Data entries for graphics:
##############################

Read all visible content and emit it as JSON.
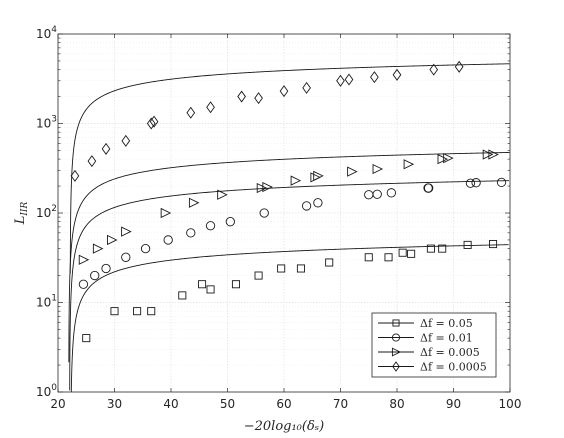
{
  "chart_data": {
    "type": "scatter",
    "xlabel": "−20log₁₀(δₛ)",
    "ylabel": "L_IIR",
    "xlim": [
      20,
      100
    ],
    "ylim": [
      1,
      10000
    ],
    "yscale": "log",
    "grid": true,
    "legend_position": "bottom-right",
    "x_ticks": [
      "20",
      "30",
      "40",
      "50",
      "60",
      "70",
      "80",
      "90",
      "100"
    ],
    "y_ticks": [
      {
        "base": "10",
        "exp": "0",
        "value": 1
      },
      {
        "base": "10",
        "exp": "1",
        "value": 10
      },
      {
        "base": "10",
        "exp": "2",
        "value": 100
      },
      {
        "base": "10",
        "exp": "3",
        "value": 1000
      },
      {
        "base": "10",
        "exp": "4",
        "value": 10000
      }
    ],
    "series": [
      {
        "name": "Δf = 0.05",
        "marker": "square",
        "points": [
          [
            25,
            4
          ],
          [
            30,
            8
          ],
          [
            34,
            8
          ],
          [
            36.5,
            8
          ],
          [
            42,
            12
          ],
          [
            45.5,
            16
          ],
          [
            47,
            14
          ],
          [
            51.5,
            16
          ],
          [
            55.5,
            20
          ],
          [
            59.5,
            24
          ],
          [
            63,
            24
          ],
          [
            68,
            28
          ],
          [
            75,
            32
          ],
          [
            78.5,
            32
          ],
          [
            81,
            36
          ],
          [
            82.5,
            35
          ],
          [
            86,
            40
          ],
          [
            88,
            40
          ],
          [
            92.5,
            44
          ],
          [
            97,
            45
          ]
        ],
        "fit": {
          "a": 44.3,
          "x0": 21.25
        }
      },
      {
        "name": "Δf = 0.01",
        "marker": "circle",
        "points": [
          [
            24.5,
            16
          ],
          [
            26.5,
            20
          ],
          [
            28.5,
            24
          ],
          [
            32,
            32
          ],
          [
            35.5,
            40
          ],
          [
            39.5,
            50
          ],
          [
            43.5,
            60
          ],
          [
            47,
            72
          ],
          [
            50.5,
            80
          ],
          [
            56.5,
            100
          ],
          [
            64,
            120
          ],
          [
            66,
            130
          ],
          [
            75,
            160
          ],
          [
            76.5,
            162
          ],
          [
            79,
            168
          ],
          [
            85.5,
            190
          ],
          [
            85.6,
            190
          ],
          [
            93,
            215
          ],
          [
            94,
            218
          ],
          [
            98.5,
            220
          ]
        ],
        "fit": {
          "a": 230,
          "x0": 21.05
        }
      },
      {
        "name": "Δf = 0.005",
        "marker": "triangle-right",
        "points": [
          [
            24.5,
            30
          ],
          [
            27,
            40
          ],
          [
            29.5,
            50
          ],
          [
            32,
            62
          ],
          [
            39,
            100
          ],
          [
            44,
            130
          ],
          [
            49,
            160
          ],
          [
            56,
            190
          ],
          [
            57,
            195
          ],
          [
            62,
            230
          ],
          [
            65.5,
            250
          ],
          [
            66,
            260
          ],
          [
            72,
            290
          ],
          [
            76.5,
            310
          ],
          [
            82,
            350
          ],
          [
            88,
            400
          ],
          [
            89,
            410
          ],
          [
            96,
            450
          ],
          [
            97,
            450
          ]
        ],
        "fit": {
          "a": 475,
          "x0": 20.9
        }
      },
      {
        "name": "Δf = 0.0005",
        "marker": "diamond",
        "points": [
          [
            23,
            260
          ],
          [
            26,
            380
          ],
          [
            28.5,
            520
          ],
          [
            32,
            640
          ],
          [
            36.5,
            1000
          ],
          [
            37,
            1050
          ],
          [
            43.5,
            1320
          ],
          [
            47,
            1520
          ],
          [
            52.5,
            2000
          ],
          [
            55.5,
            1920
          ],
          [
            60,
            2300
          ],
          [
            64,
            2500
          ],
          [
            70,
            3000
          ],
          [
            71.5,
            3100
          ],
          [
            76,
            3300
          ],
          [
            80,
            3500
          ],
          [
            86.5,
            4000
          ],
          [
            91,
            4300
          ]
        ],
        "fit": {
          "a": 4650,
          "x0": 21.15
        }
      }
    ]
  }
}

##############################

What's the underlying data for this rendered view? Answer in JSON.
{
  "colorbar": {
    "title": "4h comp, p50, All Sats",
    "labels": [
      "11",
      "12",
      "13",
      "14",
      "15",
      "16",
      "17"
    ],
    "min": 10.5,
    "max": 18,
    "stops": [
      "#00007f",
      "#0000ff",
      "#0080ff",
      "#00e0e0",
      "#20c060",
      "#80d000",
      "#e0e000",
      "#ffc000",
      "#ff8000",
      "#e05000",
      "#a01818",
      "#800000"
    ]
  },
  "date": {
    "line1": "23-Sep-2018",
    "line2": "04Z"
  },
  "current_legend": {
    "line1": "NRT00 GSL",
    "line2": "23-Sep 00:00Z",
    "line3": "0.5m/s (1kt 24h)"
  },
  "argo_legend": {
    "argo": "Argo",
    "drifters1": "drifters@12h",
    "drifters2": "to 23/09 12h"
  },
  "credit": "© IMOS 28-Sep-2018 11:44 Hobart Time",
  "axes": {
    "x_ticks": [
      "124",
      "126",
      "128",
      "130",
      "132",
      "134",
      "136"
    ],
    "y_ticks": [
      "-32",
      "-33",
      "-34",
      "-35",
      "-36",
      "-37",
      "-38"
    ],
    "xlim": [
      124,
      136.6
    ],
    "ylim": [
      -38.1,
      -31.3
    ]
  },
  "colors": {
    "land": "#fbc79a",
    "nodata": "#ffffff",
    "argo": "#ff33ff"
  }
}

##############################

• Exercise instructions
Copy each line above where the string "JSON" occurs.

• Output
Read all visible content and emit it as JSON.
What's the underlying data for this rendered view? Answer in JSON.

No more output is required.